Return the listing below unchanged, minus its pictures.

========================================================================

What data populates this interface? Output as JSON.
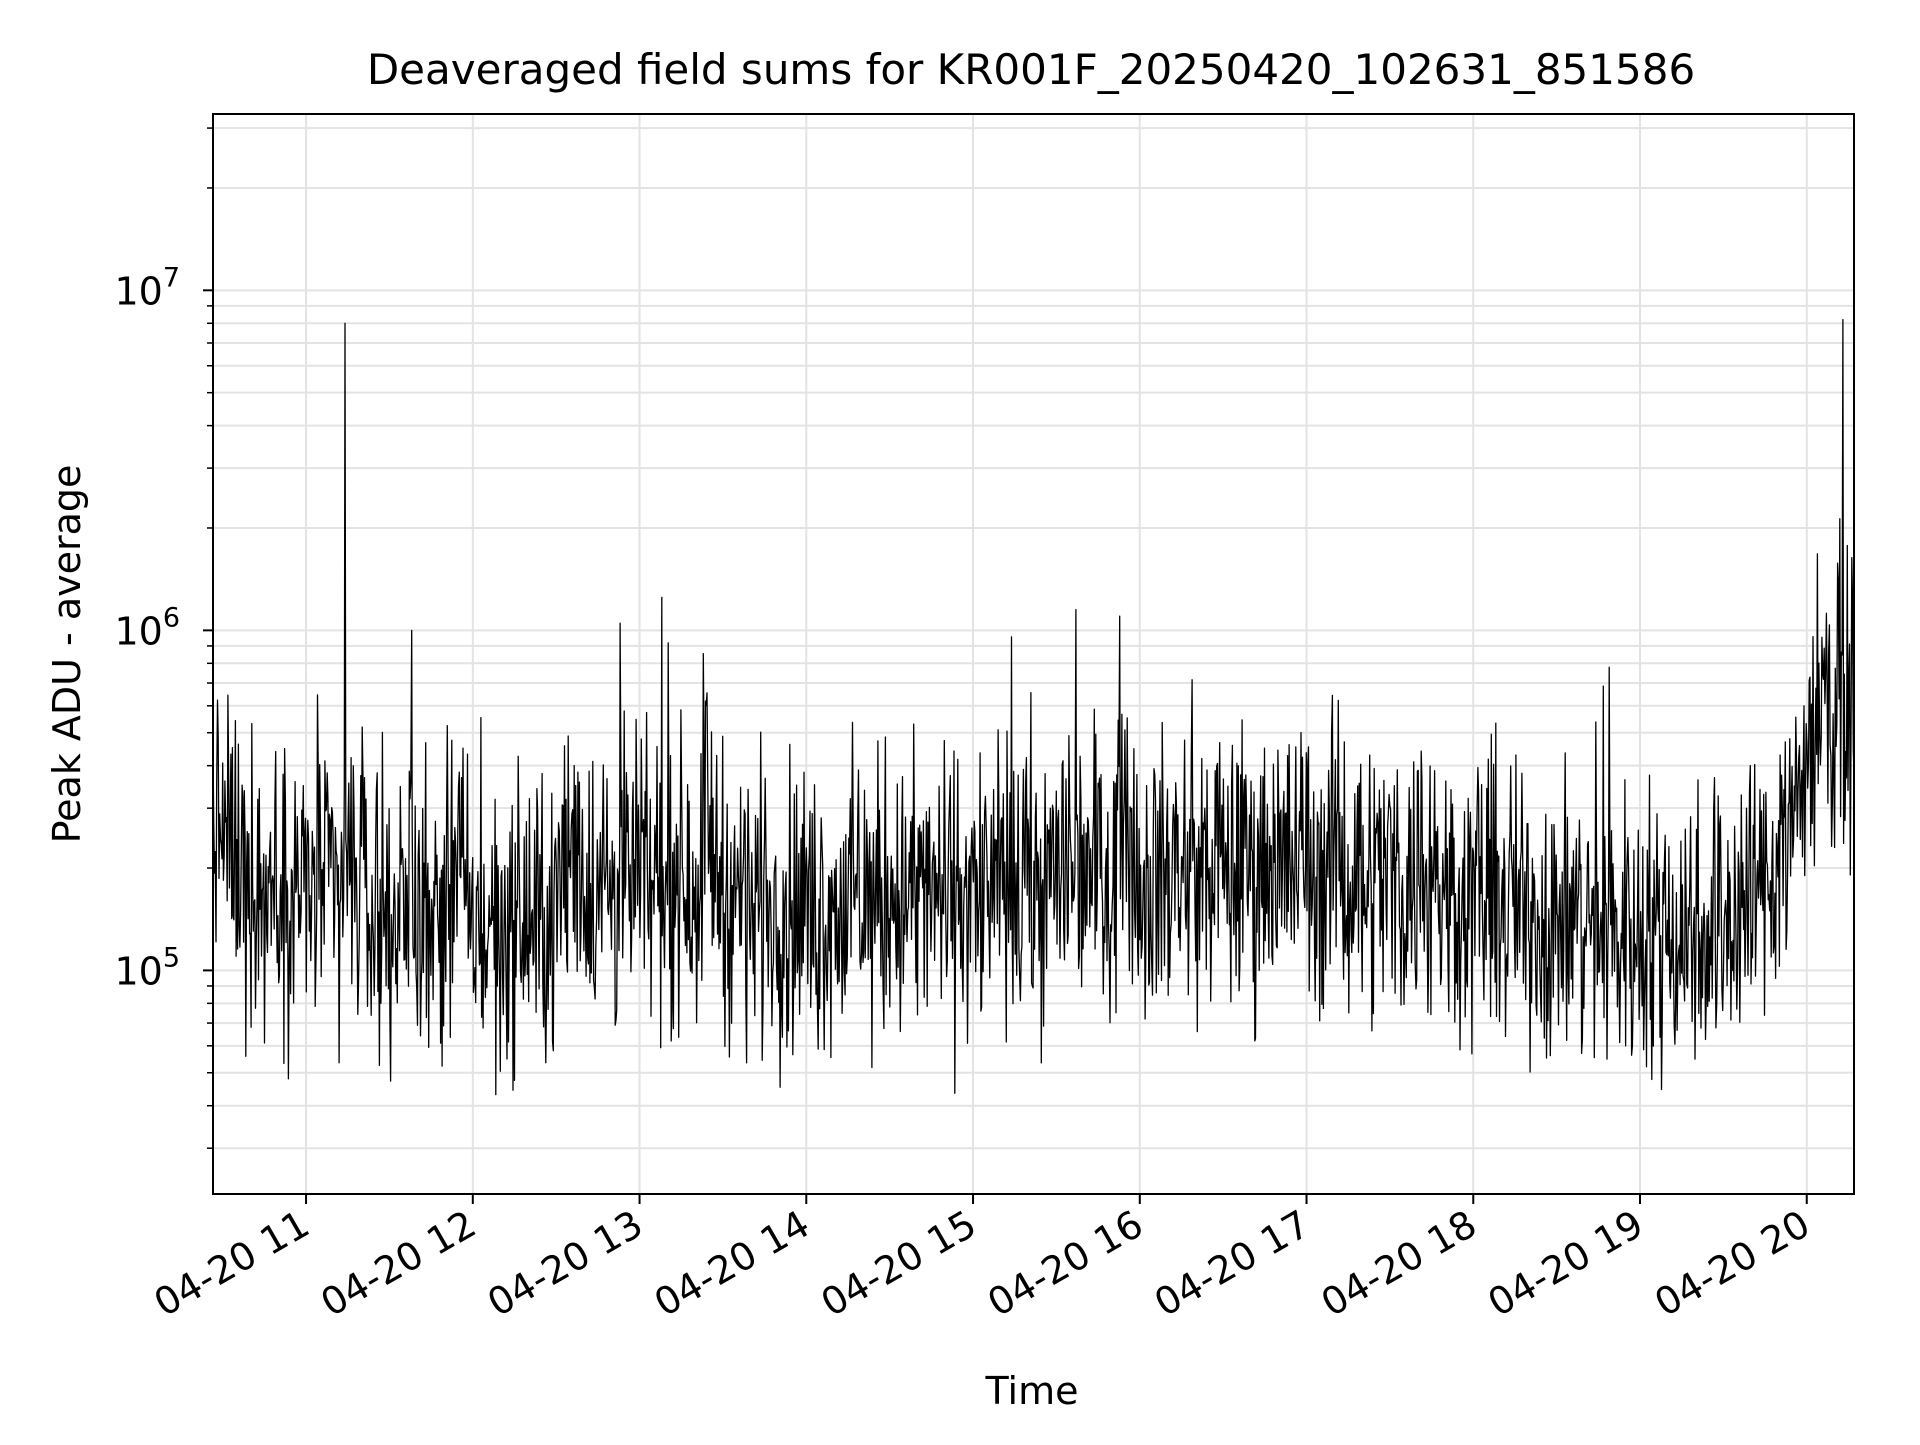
{
  "chart_data": {
    "type": "line",
    "title": "Deaveraged field sums for KR001F_20250420_102631_851586",
    "xlabel": "Time",
    "ylabel": "Peak ADU - average",
    "yscale": "log",
    "ylim": [
      22000,
      33000000
    ],
    "xlim": [
      "2025-04-20T10:26:31",
      "2025-04-20T20:17:00"
    ],
    "grid": true,
    "x_ticks": [
      "04-20 11",
      "04-20 12",
      "04-20 13",
      "04-20 14",
      "04-20 15",
      "04-20 16",
      "04-20 17",
      "04-20 18",
      "04-20 19",
      "04-20 20"
    ],
    "y_ticks": [
      {
        "value": 100000,
        "base": "10",
        "exp": "5"
      },
      {
        "value": 1000000,
        "base": "10",
        "exp": "6"
      },
      {
        "value": 10000000,
        "base": "10",
        "exp": "7"
      }
    ],
    "line_color": "#000000",
    "series": [
      {
        "x": [
          "2025-04-20T10:26:31",
          "2025-04-20T10:40:00",
          "2025-04-20T11:00:00",
          "2025-04-20T11:14:00",
          "2025-04-20T11:30:00",
          "2025-04-20T11:38:00",
          "2025-04-20T12:00:00",
          "2025-04-20T12:30:00",
          "2025-04-20T12:53:00",
          "2025-04-20T13:00:00",
          "2025-04-20T13:08:00",
          "2025-04-20T13:30:00",
          "2025-04-20T14:00:00",
          "2025-04-20T14:30:00",
          "2025-04-20T15:00:00",
          "2025-04-20T15:30:00",
          "2025-04-20T15:37:00",
          "2025-04-20T16:00:00",
          "2025-04-20T16:30:00",
          "2025-04-20T17:00:00",
          "2025-04-20T17:30:00",
          "2025-04-20T18:00:00",
          "2025-04-20T18:30:00",
          "2025-04-20T19:00:00",
          "2025-04-20T19:30:00",
          "2025-04-20T19:45:00",
          "2025-04-20T20:00:00",
          "2025-04-20T20:13:00",
          "2025-04-20T20:17:00"
        ],
        "y": [
          280000,
          190000,
          160000,
          8000000,
          140000,
          1000000,
          130000,
          140000,
          1050000,
          160000,
          1250000,
          170000,
          150000,
          165000,
          165000,
          180000,
          1150000,
          190000,
          200000,
          210000,
          190000,
          170000,
          140000,
          130000,
          140000,
          180000,
          380000,
          8200000,
          520000
        ]
      }
    ]
  }
}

========================================================================

Written reply —
What data populates this interface? Output as JSON.
{
  "chart_data": {
    "type": "line",
    "title": "Deaveraged field sums for KR001F_20250420_102631_851586",
    "xlabel": "Time",
    "ylabel": "Peak ADU - average",
    "yscale": "log",
    "ylim": [
      22000,
      33000000
    ],
    "xlim": [
      "2025-04-20T10:26:31",
      "2025-04-20T20:17:00"
    ],
    "grid": true,
    "x_ticks": [
      "04-20 11",
      "04-20 12",
      "04-20 13",
      "04-20 14",
      "04-20 15",
      "04-20 16",
      "04-20 17",
      "04-20 18",
      "04-20 19",
      "04-20 20"
    ],
    "y_ticks": [
      {
        "value": 100000,
        "base": "10",
        "exp": "5"
      },
      {
        "value": 1000000,
        "base": "10",
        "exp": "6"
      },
      {
        "value": 10000000,
        "base": "10",
        "exp": "7"
      }
    ],
    "line_color": "#000000",
    "series": [
      {
        "x": [
          "2025-04-20T10:26:31",
          "2025-04-20T10:40:00",
          "2025-04-20T11:00:00",
          "2025-04-20T11:14:00",
          "2025-04-20T11:30:00",
          "2025-04-20T11:38:00",
          "2025-04-20T12:00:00",
          "2025-04-20T12:30:00",
          "2025-04-20T12:53:00",
          "2025-04-20T13:00:00",
          "2025-04-20T13:08:00",
          "2025-04-20T13:30:00",
          "2025-04-20T14:00:00",
          "2025-04-20T14:30:00",
          "2025-04-20T15:00:00",
          "2025-04-20T15:30:00",
          "2025-04-20T15:37:00",
          "2025-04-20T16:00:00",
          "2025-04-20T16:30:00",
          "2025-04-20T17:00:00",
          "2025-04-20T17:30:00",
          "2025-04-20T18:00:00",
          "2025-04-20T18:30:00",
          "2025-04-20T19:00:00",
          "2025-04-20T19:30:00",
          "2025-04-20T19:45:00",
          "2025-04-20T20:00:00",
          "2025-04-20T20:13:00",
          "2025-04-20T20:17:00"
        ],
        "y": [
          280000,
          190000,
          160000,
          8000000,
          140000,
          1000000,
          130000,
          140000,
          1050000,
          160000,
          1250000,
          170000,
          150000,
          165000,
          165000,
          180000,
          1150000,
          190000,
          200000,
          210000,
          190000,
          170000,
          140000,
          130000,
          140000,
          180000,
          380000,
          8200000,
          520000
        ]
      }
    ]
  }
}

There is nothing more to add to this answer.